§ **Stated problem**
Return the listing below unchanged, minus its pictures.

§ **Available records**

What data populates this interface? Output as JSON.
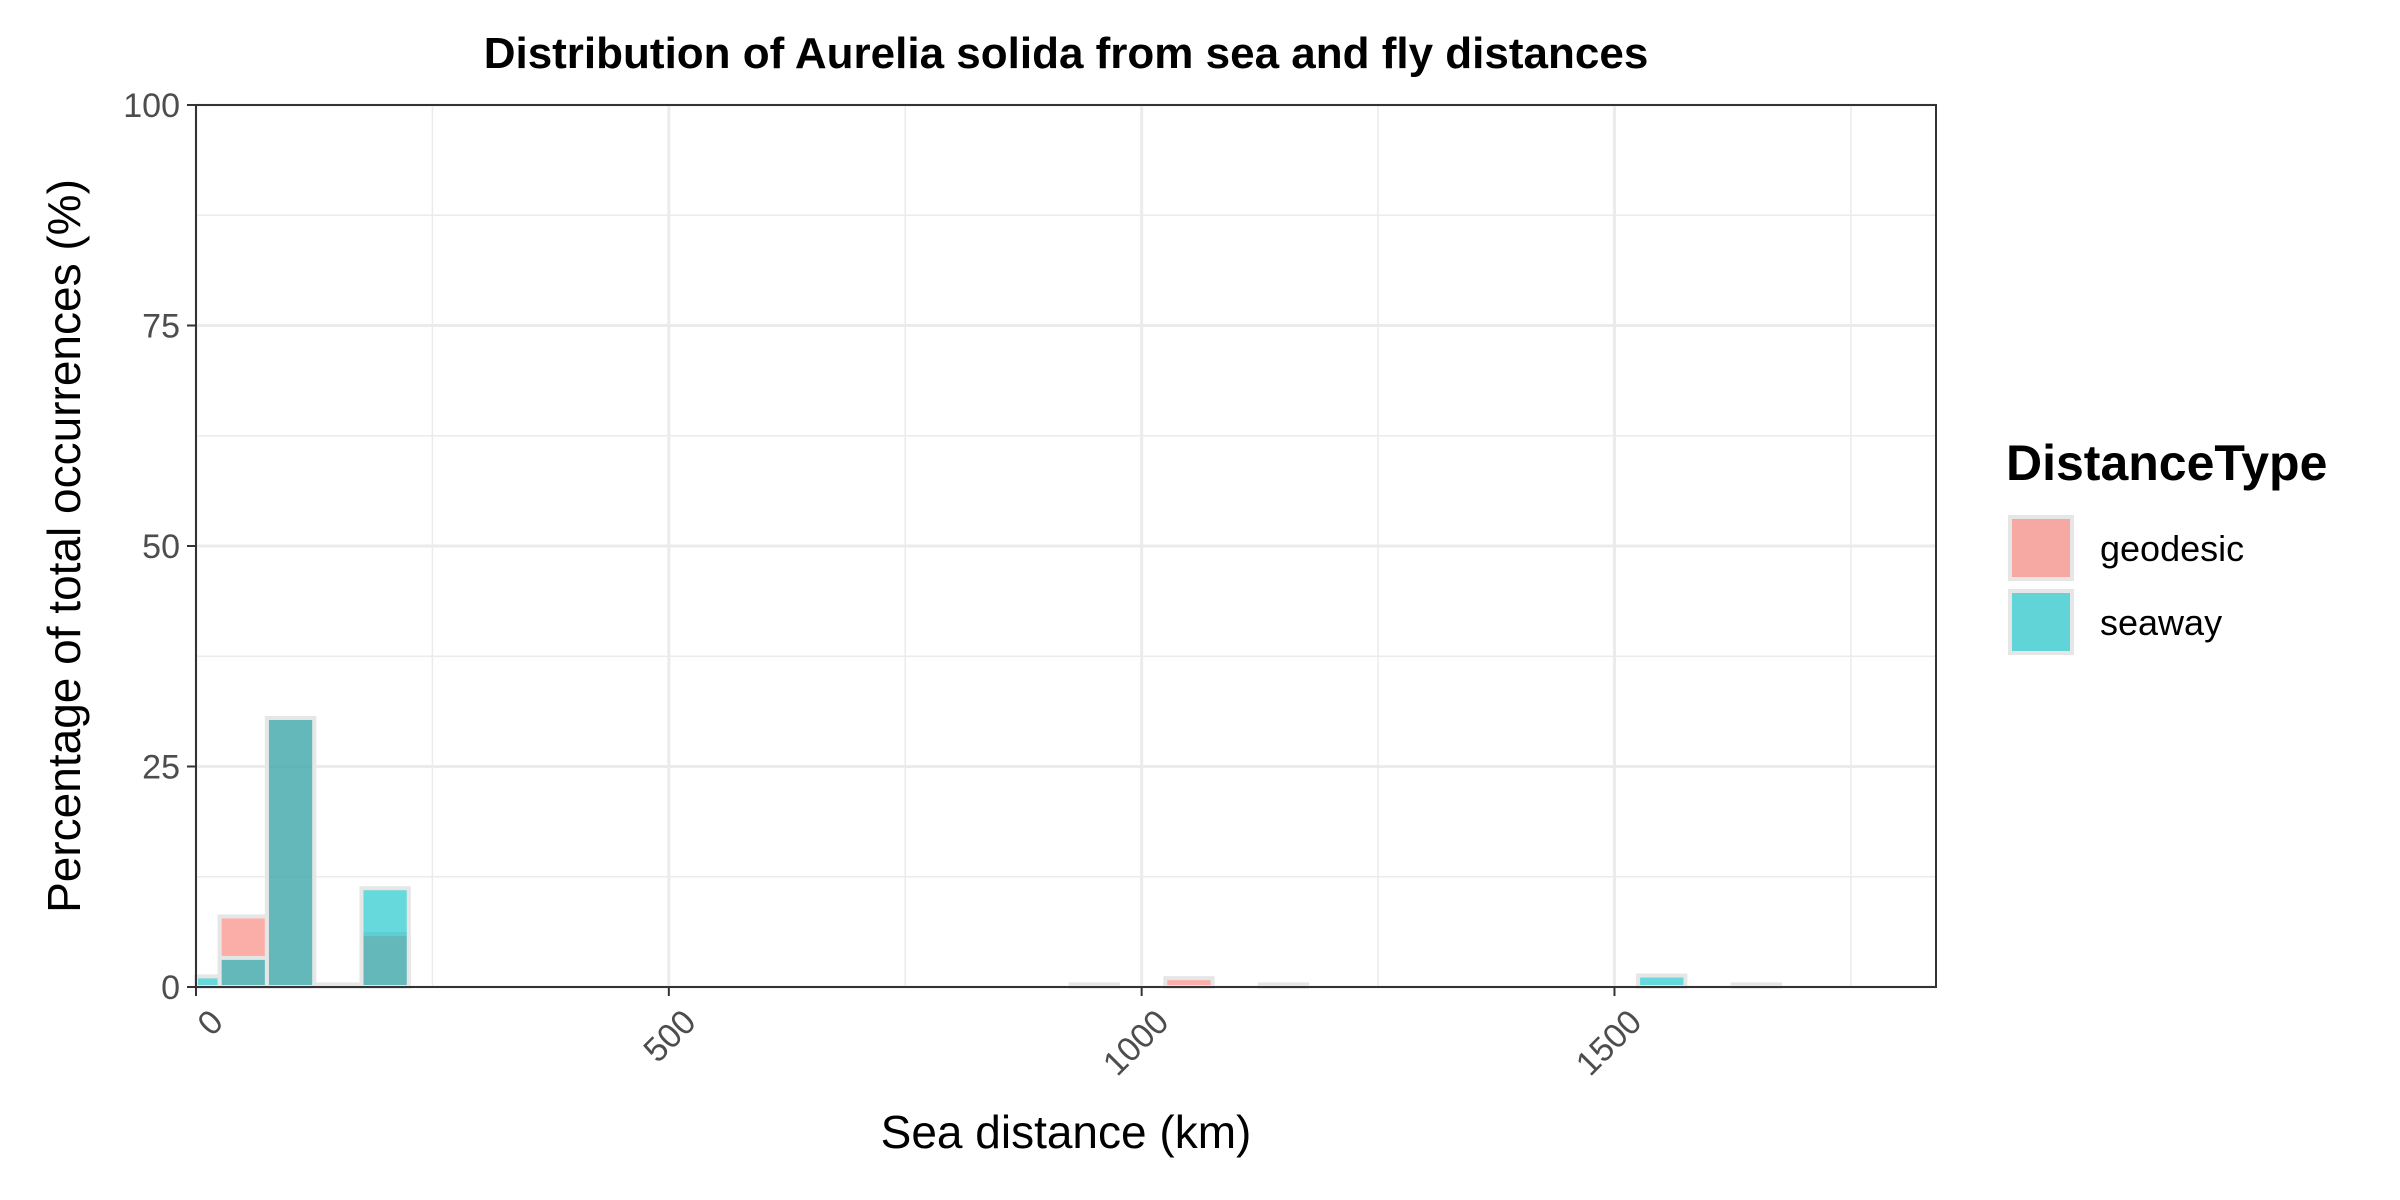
{
  "chart_data": {
    "type": "bar",
    "title": "Distribution of Aurelia solida from sea and fly distances",
    "xlabel": "Sea distance (km)",
    "ylabel": "Percentage of total occurrences (%)",
    "xlim": [
      0,
      1840
    ],
    "ylim": [
      0,
      100
    ],
    "x_ticks": [
      0,
      500,
      1000,
      1500
    ],
    "x_tick_labels": [
      "0",
      "500",
      "1000",
      "1500"
    ],
    "y_ticks": [
      0,
      25,
      50,
      75,
      100
    ],
    "y_tick_labels": [
      "0",
      "25",
      "50",
      "75",
      "100"
    ],
    "grid": true,
    "bin_width": 50,
    "legend": {
      "title": "DistanceType",
      "position": "right",
      "entries": [
        "geodesic",
        "seaway"
      ]
    },
    "series": [
      {
        "name": "geodesic",
        "color": "#F8766D",
        "bins": [
          {
            "x": 50,
            "value": 8.0
          },
          {
            "x": 100,
            "value": 30.5
          },
          {
            "x": 150,
            "value": 0.3
          },
          {
            "x": 200,
            "value": 6.0
          },
          {
            "x": 950,
            "value": 0.3
          },
          {
            "x": 1050,
            "value": 1.0
          },
          {
            "x": 1150,
            "value": 0.3
          },
          {
            "x": 1650,
            "value": 0.3
          }
        ]
      },
      {
        "name": "seaway",
        "color": "#00BFC4",
        "bins": [
          {
            "x": 0,
            "value": 1.2
          },
          {
            "x": 50,
            "value": 3.3
          },
          {
            "x": 100,
            "value": 30.5
          },
          {
            "x": 200,
            "value": 11.2
          },
          {
            "x": 1550,
            "value": 1.3
          }
        ]
      }
    ]
  }
}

§ **Final result**
What data populates this interface? Output as JSON.
{
  "chart_data": {
    "type": "bar",
    "title": "Distribution of Aurelia solida from sea and fly distances",
    "xlabel": "Sea distance (km)",
    "ylabel": "Percentage of total occurrences (%)",
    "xlim": [
      0,
      1840
    ],
    "ylim": [
      0,
      100
    ],
    "x_ticks": [
      0,
      500,
      1000,
      1500
    ],
    "x_tick_labels": [
      "0",
      "500",
      "1000",
      "1500"
    ],
    "y_ticks": [
      0,
      25,
      50,
      75,
      100
    ],
    "y_tick_labels": [
      "0",
      "25",
      "50",
      "75",
      "100"
    ],
    "grid": true,
    "bin_width": 50,
    "legend": {
      "title": "DistanceType",
      "position": "right",
      "entries": [
        "geodesic",
        "seaway"
      ]
    },
    "series": [
      {
        "name": "geodesic",
        "color": "#F8766D",
        "bins": [
          {
            "x": 50,
            "value": 8.0
          },
          {
            "x": 100,
            "value": 30.5
          },
          {
            "x": 150,
            "value": 0.3
          },
          {
            "x": 200,
            "value": 6.0
          },
          {
            "x": 950,
            "value": 0.3
          },
          {
            "x": 1050,
            "value": 1.0
          },
          {
            "x": 1150,
            "value": 0.3
          },
          {
            "x": 1650,
            "value": 0.3
          }
        ]
      },
      {
        "name": "seaway",
        "color": "#00BFC4",
        "bins": [
          {
            "x": 0,
            "value": 1.2
          },
          {
            "x": 50,
            "value": 3.3
          },
          {
            "x": 100,
            "value": 30.5
          },
          {
            "x": 200,
            "value": 11.2
          },
          {
            "x": 1550,
            "value": 1.3
          }
        ]
      }
    ]
  }
}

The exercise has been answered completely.